>>>
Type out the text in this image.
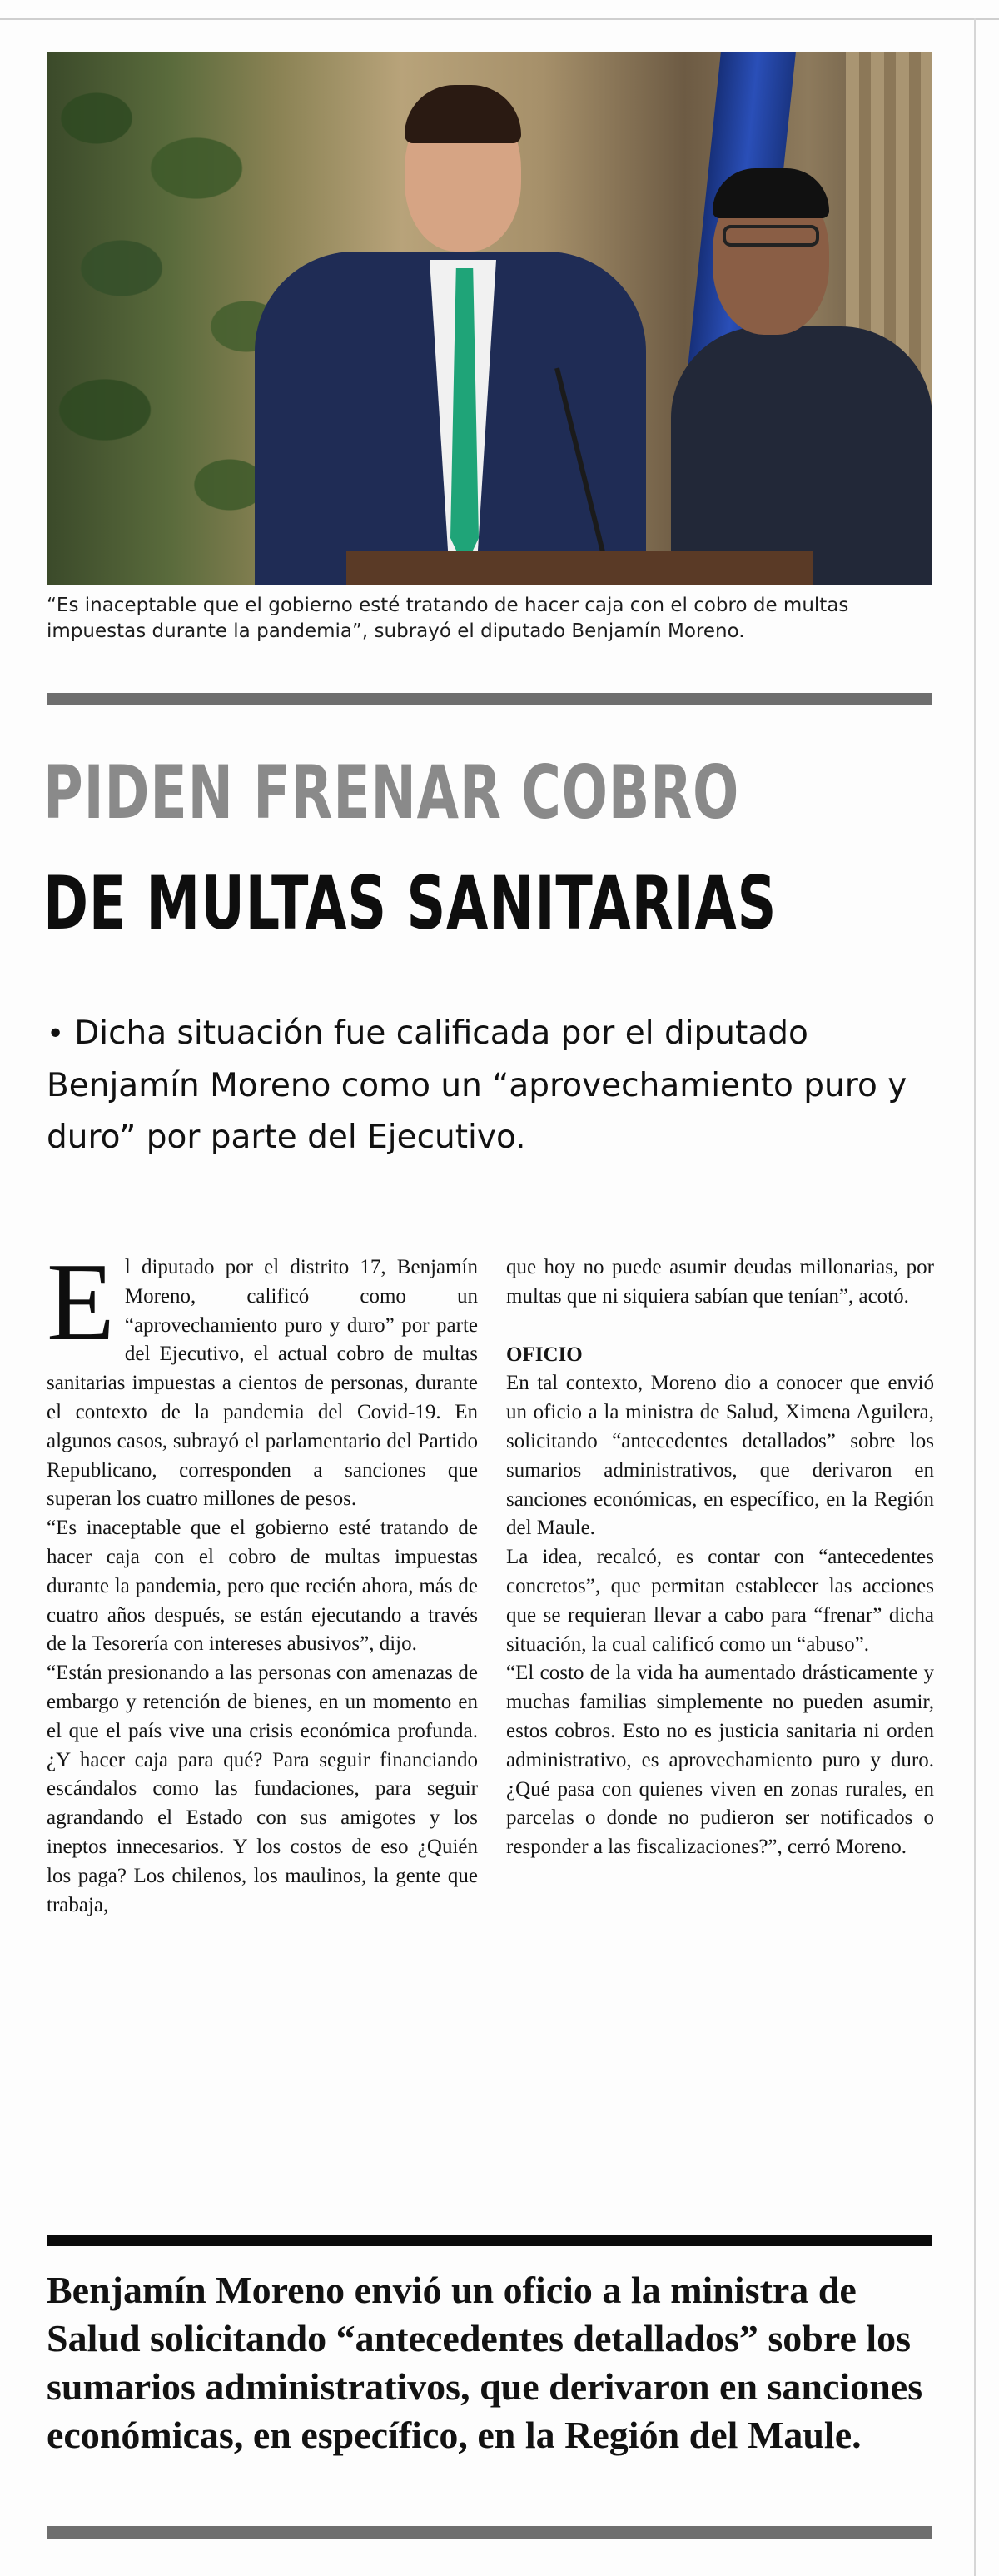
“Es inaceptable que el gobierno esté tratando de hacer caja con el cobro de multas impuestas durante la pandemia”, subrayó el diputado Benjamín Moreno.

PIDEN FRENAR COBRO
DE MULTAS SANITARIAS

• Dicha situación fue calificada por el diputado Benjamín Moreno como un “aprovechamiento puro y duro” por parte del Ejecutivo.

El diputado por el distrito 17, Benjamín Moreno, calificó como un “aprovechamiento puro y duro” por parte del Ejecutivo, el actual cobro de multas sanitarias impuestas a cientos de personas, durante el contexto de la pandemia del Covid-19. En algunos casos, subrayó el parlamentario del Partido Republicano, corresponden a sanciones que superan los cuatro millones de pesos.

“Es inaceptable que el gobierno esté tratando de hacer caja con el cobro de multas impuestas durante la pandemia, pero que recién ahora, más de cuatro años después, se están ejecutando a través de la Tesorería con intereses abusivos”, dijo.

“Están presionando a las personas con amenazas de embargo y retención de bienes, en un momento en el que el país vive una crisis económica profunda. ¿Y hacer caja para qué? Para seguir financiando escándalos como las fundaciones, para seguir agrandando el Estado con sus amigotes y los ineptos innecesarios. Y los costos de eso ¿Quién los paga? Los chilenos, los maulinos, la gente que trabaja,

que hoy no puede asumir deudas millonarias, por multas que ni siquiera sabían que tenían”, acotó.

OFICIO

En tal contexto, Moreno dio a conocer que envió un oficio a la ministra de Salud, Ximena Aguilera, solicitando “antecedentes detallados” sobre los sumarios administrativos, que derivaron en sanciones económicas, en específico, en la Región del Maule.

La idea, recalcó, es contar con “antecedentes concretos”, que permitan establecer las acciones que se requieran llevar a cabo para “frenar” dicha situación, la cual calificó como un “abuso”.

“El costo de la vida ha aumentado drásticamente y muchas familias simplemente no pueden asumir, estos cobros. Esto no es justicia sanitaria ni orden administrativo, es aprovechamiento puro y duro. ¿Qué pasa con quienes viven en zonas rurales, en parcelas o donde no pudieron ser notificados o responder a las fiscalizaciones?”, cerró Moreno.

Benjamín Moreno envió un oficio a la ministra de Salud solicitando “antecedentes detallados” sobre los sumarios administrativos, que derivaron en sanciones económicas, en específico, en la Región del Maule.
<<<
WHAT IS NEEDED:
From the listing, extract all text exactly as given and drop any picture.

SOLUTION TO THIS TASK:
Type out the text in this image.
“Es inaceptable que el gobierno esté tratando de hacer caja con el cobro de multas impuestas durante la pandemia”, subrayó el diputado Benjamín Moreno.

PIDEN FRENAR COBRO
DE MULTAS SANITARIAS

• Dicha situación fue calificada por el diputado Benjamín Moreno como un “aprovechamiento puro y duro” por parte del Ejecutivo.

El diputado por el distrito 17, Benjamín Moreno, calificó como un “aprovechamiento puro y duro” por parte del Ejecutivo, el actual cobro de multas sanitarias impuestas a cientos de personas, durante el contexto de la pandemia del Covid-19. En algunos casos, subrayó el parlamentario del Partido Republicano, corresponden a sanciones que superan los cuatro millones de pesos.

“Es inaceptable que el gobierno esté tratando de hacer caja con el cobro de multas impuestas durante la pandemia, pero que recién ahora, más de cuatro años después, se están ejecutando a través de la Tesorería con intereses abusivos”, dijo.

“Están presionando a las personas con amenazas de embargo y retención de bienes, en un momento en el que el país vive una crisis económica profunda. ¿Y hacer caja para qué? Para seguir financiando escándalos como las fundaciones, para seguir agrandando el Estado con sus amigotes y los ineptos innecesarios. Y los costos de eso ¿Quién los paga? Los chilenos, los maulinos, la gente que trabaja,

que hoy no puede asumir deudas millonarias, por multas que ni siquiera sabían que tenían”, acotó.

OFICIO

En tal contexto, Moreno dio a conocer que envió un oficio a la ministra de Salud, Ximena Aguilera, solicitando “antecedentes detallados” sobre los sumarios administrativos, que derivaron en sanciones económicas, en específico, en la Región del Maule.

La idea, recalcó, es contar con “antecedentes concretos”, que permitan establecer las acciones que se requieran llevar a cabo para “frenar” dicha situación, la cual calificó como un “abuso”.

“El costo de la vida ha aumentado drásticamente y muchas familias simplemente no pueden asumir, estos cobros. Esto no es justicia sanitaria ni orden administrativo, es aprovechamiento puro y duro. ¿Qué pasa con quienes viven en zonas rurales, en parcelas o donde no pudieron ser notificados o responder a las fiscalizaciones?”, cerró Moreno.

Benjamín Moreno envió un oficio a la ministra de Salud solicitando “antecedentes detallados” sobre los sumarios administrativos, que derivaron en sanciones económicas, en específico, en la Región del Maule.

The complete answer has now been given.